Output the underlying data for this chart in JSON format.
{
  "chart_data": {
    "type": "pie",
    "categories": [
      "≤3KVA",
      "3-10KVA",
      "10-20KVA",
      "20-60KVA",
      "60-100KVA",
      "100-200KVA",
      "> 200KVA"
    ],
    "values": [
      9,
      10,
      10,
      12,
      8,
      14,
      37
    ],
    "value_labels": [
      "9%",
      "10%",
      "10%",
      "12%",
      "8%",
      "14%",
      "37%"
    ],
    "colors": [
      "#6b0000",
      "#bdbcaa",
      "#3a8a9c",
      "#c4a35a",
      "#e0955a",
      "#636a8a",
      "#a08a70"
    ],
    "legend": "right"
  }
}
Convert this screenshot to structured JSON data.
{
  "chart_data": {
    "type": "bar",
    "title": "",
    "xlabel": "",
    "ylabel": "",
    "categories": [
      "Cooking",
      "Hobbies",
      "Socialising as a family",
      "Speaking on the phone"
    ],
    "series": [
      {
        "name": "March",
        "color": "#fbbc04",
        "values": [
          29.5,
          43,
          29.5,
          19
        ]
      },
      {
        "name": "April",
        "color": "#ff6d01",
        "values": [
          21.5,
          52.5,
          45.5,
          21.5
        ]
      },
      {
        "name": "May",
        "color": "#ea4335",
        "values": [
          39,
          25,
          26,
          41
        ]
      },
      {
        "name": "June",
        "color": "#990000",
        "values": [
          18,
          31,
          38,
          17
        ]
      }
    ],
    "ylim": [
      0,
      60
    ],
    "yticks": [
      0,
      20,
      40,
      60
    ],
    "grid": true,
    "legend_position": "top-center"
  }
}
◇ ◇ ◇ ◇ ◇ ◇ ◇
How many lines of the listing above include the word "JSON"? Reply with the number alone.

2